◆ **Objective**
Below is a listing to write out in full, exactly as given, without its pictures.

◆ **Entries provided**
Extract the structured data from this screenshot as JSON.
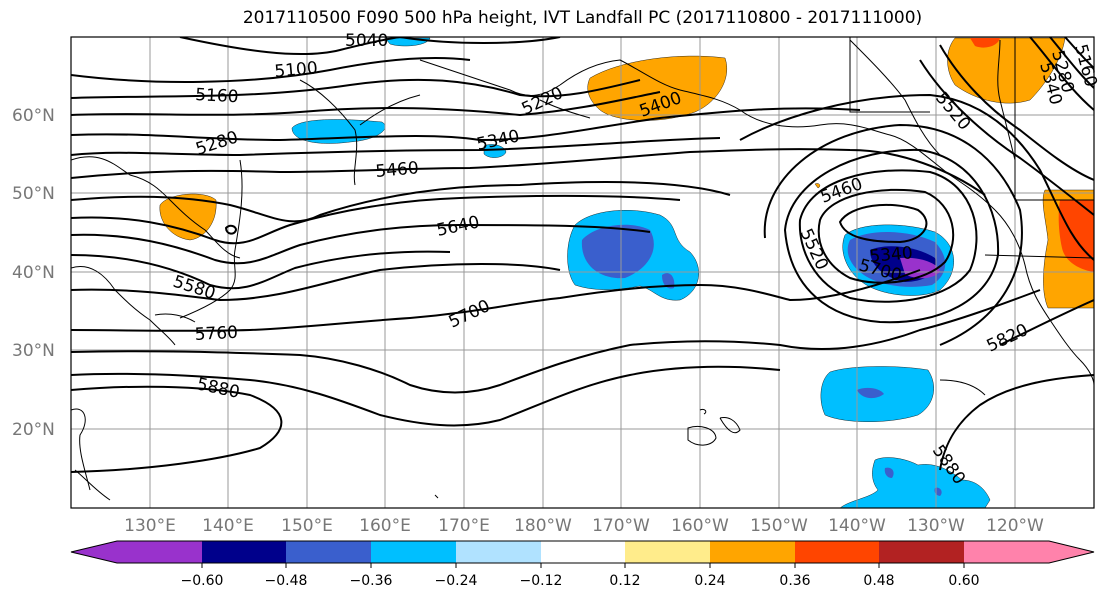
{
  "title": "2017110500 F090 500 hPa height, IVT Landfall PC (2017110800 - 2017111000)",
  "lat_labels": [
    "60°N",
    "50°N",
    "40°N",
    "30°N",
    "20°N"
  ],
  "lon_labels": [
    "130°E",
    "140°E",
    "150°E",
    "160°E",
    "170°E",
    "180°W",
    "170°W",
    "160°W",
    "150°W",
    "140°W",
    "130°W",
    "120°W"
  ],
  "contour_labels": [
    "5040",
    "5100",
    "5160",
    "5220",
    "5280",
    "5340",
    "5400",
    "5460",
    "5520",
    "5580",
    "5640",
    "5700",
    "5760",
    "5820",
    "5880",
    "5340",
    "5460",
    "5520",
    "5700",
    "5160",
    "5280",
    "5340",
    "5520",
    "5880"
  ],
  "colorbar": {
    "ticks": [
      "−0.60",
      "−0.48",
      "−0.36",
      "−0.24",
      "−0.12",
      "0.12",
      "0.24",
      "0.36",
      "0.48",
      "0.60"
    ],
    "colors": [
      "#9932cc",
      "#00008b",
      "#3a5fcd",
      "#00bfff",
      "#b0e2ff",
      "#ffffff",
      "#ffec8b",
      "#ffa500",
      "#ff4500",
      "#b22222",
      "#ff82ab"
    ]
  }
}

◆ **Written answer**
Extract the structured data from this screenshot as JSON.
{
  "title": "2017110500 F090 500 hPa height, IVT Landfall PC (2017110800 - 2017111000)",
  "lat_labels": [
    "60°N",
    "50°N",
    "40°N",
    "30°N",
    "20°N"
  ],
  "lon_labels": [
    "130°E",
    "140°E",
    "150°E",
    "160°E",
    "170°E",
    "180°W",
    "170°W",
    "160°W",
    "150°W",
    "140°W",
    "130°W",
    "120°W"
  ],
  "contour_labels": [
    "5040",
    "5100",
    "5160",
    "5220",
    "5280",
    "5340",
    "5400",
    "5460",
    "5520",
    "5580",
    "5640",
    "5700",
    "5760",
    "5820",
    "5880",
    "5340",
    "5460",
    "5520",
    "5700",
    "5160",
    "5280",
    "5340",
    "5520",
    "5880"
  ],
  "colorbar": {
    "ticks": [
      "−0.60",
      "−0.48",
      "−0.36",
      "−0.24",
      "−0.12",
      "0.12",
      "0.24",
      "0.36",
      "0.48",
      "0.60"
    ],
    "colors": [
      "#9932cc",
      "#00008b",
      "#3a5fcd",
      "#00bfff",
      "#b0e2ff",
      "#ffffff",
      "#ffec8b",
      "#ffa500",
      "#ff4500",
      "#b22222",
      "#ff82ab"
    ]
  }
}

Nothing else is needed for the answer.